> [INFORMATION PROVIDED]:
━━━━━━━━

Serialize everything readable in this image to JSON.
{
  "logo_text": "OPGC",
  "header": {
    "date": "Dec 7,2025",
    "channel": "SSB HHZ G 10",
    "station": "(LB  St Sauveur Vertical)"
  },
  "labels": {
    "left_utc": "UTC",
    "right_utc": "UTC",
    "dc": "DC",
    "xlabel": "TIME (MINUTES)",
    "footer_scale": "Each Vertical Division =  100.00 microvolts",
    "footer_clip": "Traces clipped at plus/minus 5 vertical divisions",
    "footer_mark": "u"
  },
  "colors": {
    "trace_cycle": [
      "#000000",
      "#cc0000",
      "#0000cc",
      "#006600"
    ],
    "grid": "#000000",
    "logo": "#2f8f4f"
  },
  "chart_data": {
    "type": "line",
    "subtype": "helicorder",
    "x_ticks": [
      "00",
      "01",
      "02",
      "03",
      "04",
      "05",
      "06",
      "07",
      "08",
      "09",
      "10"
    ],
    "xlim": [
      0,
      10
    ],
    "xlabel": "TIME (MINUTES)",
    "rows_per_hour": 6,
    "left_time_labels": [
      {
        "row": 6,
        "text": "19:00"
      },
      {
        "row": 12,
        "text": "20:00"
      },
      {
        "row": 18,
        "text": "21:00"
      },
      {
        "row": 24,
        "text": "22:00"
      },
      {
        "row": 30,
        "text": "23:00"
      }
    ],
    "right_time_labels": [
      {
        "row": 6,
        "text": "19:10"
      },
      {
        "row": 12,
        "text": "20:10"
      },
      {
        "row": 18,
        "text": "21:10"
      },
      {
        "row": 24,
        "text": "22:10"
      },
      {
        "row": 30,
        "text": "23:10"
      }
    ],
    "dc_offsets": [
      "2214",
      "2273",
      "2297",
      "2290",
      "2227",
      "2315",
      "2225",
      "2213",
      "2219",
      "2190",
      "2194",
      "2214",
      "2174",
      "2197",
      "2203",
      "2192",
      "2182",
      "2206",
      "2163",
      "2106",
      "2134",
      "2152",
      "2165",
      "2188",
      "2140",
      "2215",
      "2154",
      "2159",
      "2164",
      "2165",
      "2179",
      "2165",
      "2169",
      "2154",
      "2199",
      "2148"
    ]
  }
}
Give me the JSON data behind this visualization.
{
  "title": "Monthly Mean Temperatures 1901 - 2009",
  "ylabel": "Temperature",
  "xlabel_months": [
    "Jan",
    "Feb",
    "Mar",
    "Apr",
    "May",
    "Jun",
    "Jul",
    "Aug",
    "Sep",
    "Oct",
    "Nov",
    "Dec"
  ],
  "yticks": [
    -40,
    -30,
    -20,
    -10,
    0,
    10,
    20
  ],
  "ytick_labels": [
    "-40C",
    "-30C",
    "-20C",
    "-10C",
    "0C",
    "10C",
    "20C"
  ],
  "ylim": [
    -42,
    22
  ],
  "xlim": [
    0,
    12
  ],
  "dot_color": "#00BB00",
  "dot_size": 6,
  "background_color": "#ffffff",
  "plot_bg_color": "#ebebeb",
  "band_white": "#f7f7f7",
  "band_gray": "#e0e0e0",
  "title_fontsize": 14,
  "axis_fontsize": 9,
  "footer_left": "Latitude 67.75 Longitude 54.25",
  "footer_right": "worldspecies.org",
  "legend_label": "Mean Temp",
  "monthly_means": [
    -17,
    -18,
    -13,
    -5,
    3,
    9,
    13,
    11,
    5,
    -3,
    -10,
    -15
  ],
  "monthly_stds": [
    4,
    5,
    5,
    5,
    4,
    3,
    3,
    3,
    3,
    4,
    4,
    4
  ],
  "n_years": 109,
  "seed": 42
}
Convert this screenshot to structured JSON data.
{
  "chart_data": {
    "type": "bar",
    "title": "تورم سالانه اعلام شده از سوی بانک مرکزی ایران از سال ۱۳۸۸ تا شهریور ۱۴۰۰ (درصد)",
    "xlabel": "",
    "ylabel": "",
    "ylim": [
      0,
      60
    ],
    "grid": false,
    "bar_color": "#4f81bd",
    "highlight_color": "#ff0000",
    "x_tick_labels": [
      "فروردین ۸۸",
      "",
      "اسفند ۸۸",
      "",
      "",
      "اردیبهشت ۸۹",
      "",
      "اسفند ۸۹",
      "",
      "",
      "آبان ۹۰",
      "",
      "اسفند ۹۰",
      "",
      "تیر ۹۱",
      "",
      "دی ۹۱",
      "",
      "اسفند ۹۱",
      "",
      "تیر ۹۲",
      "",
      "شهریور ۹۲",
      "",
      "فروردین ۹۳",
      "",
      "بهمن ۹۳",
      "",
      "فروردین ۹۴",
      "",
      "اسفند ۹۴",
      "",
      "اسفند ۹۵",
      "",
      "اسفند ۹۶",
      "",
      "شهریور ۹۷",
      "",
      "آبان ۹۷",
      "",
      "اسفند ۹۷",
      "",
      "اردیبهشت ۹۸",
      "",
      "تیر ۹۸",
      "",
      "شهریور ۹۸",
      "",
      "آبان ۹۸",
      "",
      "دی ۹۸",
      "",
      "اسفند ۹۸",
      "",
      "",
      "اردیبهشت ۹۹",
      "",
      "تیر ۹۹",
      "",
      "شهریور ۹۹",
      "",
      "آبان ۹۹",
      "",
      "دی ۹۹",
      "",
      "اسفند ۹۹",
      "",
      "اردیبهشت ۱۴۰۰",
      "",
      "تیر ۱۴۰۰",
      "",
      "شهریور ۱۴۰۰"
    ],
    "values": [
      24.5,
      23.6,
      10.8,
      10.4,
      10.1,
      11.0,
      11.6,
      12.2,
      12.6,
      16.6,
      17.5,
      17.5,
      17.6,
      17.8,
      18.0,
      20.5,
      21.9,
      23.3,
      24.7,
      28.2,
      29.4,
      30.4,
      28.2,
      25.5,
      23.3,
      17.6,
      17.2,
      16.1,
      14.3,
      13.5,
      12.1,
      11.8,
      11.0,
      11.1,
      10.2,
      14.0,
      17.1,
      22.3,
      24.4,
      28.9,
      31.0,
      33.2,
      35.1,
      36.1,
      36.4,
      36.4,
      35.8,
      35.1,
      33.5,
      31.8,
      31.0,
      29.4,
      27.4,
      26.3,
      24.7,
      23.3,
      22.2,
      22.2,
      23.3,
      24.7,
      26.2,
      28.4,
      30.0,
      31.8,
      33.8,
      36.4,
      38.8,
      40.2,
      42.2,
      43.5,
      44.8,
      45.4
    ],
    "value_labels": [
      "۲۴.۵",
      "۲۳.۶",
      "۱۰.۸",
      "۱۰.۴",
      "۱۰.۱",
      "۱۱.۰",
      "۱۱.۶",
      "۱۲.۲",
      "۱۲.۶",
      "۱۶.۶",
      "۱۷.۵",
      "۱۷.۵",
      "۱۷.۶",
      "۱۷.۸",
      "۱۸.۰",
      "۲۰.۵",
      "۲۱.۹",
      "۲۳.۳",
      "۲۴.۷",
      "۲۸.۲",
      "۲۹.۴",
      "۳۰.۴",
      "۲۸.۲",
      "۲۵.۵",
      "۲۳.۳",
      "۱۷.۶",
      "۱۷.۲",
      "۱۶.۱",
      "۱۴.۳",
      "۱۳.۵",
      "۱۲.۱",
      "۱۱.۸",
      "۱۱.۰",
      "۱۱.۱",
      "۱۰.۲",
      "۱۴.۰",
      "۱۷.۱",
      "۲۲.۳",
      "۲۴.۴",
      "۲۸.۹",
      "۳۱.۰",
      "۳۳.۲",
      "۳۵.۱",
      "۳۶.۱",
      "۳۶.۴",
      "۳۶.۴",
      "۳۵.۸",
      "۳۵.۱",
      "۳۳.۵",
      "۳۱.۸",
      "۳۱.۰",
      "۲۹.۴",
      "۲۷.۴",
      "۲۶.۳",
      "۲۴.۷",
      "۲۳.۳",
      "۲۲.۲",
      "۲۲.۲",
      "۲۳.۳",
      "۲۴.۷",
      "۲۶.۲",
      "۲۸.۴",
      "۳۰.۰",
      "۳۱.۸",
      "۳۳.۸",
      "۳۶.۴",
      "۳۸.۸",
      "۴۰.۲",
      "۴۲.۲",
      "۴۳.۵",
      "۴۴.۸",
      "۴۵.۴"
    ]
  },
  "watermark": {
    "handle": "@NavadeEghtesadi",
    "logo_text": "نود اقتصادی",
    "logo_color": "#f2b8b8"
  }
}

━━━━━━━━

> [GOAL]: Copy each line in the data that holds the word "شهریور".

> [EXERCISE OUTPUT]:
    "title": "تورم سالانه اعلام شده از سوی بانک مرکزی ایران از سال ۱۳۸۸ تا شهریور ۱۴۰۰ (درصد)",
      "شهریور ۹۲",
      "شهریور ۹۷",
      "شهریور ۹۸",
      "شهریور ۹۹",
      "شهریور ۱۴۰۰"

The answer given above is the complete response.